▶ **Extracted entries**:
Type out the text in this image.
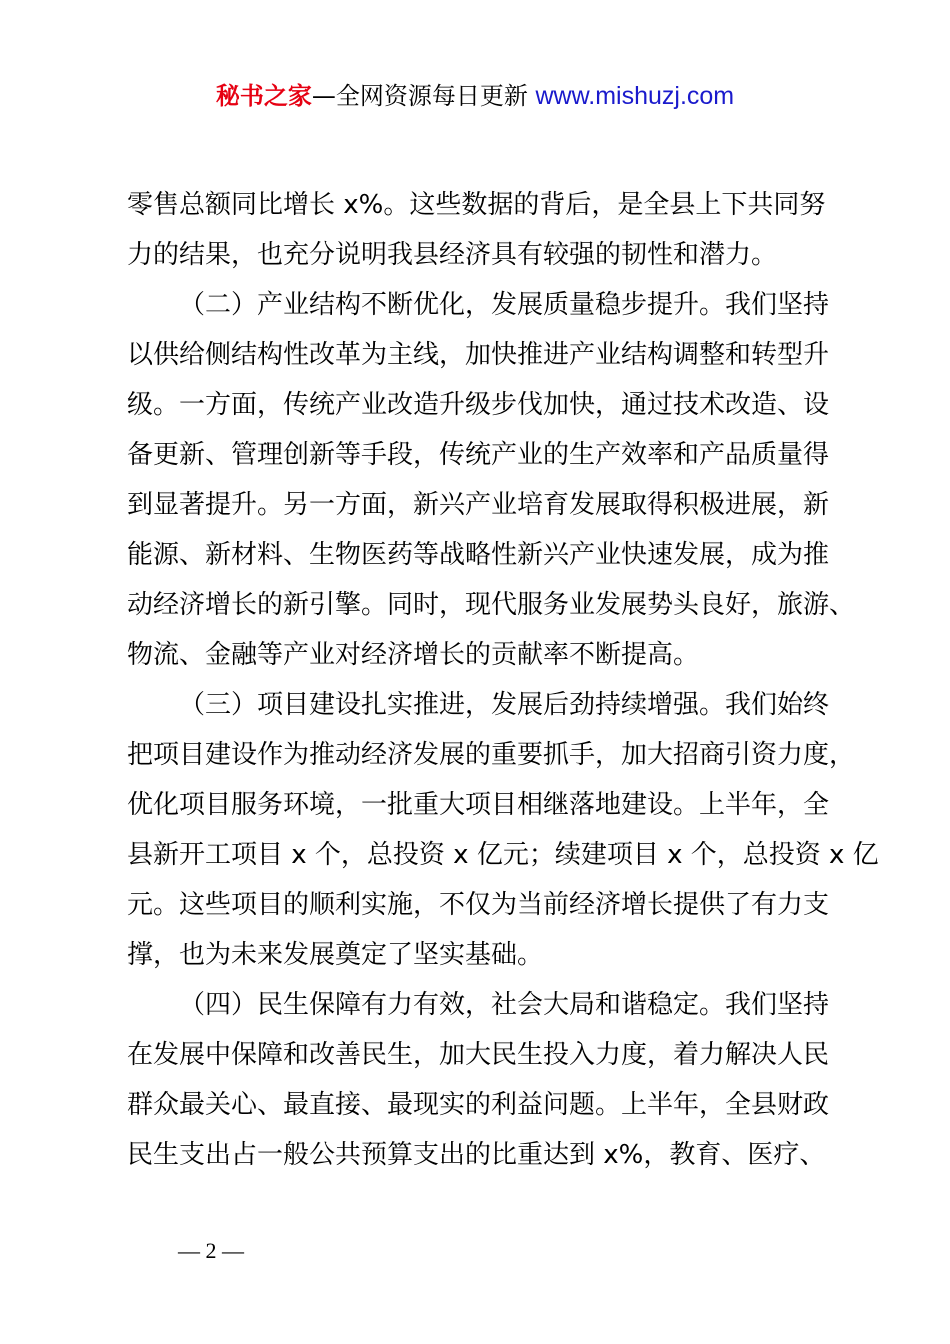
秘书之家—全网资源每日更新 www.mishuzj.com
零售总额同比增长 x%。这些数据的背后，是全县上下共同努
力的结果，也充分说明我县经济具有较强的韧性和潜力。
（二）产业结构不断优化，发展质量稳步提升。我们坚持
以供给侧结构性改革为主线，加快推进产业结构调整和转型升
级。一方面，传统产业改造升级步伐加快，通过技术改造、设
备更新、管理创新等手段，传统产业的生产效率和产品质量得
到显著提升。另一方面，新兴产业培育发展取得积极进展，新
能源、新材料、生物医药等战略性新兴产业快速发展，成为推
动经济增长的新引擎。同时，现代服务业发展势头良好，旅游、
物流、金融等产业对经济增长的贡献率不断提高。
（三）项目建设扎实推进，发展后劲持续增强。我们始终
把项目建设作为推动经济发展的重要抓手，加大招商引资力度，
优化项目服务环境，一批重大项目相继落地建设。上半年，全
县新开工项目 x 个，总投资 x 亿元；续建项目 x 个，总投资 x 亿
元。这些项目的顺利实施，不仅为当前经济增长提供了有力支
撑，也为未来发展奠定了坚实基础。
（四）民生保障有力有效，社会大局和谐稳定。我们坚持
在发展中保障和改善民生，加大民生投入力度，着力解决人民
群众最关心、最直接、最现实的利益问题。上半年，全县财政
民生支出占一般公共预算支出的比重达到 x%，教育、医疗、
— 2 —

▶ **Task prompt**:
The records above are to be quoted exactly, with all pictures left out.

▶ **Task result**:
Type out the text in this image.
秘书之家—全网资源每日更新 www.mishuzj.com
零售总额同比增长 x%。这些数据的背后，是全县上下共同努
力的结果，也充分说明我县经济具有较强的韧性和潜力。
（二）产业结构不断优化，发展质量稳步提升。我们坚持
以供给侧结构性改革为主线，加快推进产业结构调整和转型升
级。一方面，传统产业改造升级步伐加快，通过技术改造、设
备更新、管理创新等手段，传统产业的生产效率和产品质量得
到显著提升。另一方面，新兴产业培育发展取得积极进展，新
能源、新材料、生物医药等战略性新兴产业快速发展，成为推
动经济增长的新引擎。同时，现代服务业发展势头良好，旅游、
物流、金融等产业对经济增长的贡献率不断提高。
（三）项目建设扎实推进，发展后劲持续增强。我们始终
把项目建设作为推动经济发展的重要抓手，加大招商引资力度，
优化项目服务环境，一批重大项目相继落地建设。上半年，全
县新开工项目 x 个，总投资 x 亿元；续建项目 x 个，总投资 x 亿
元。这些项目的顺利实施，不仅为当前经济增长提供了有力支
撑，也为未来发展奠定了坚实基础。
（四）民生保障有力有效，社会大局和谐稳定。我们坚持
在发展中保障和改善民生，加大民生投入力度，着力解决人民
群众最关心、最直接、最现实的利益问题。上半年，全县财政
民生支出占一般公共预算支出的比重达到 x%，教育、医疗、
— 2 —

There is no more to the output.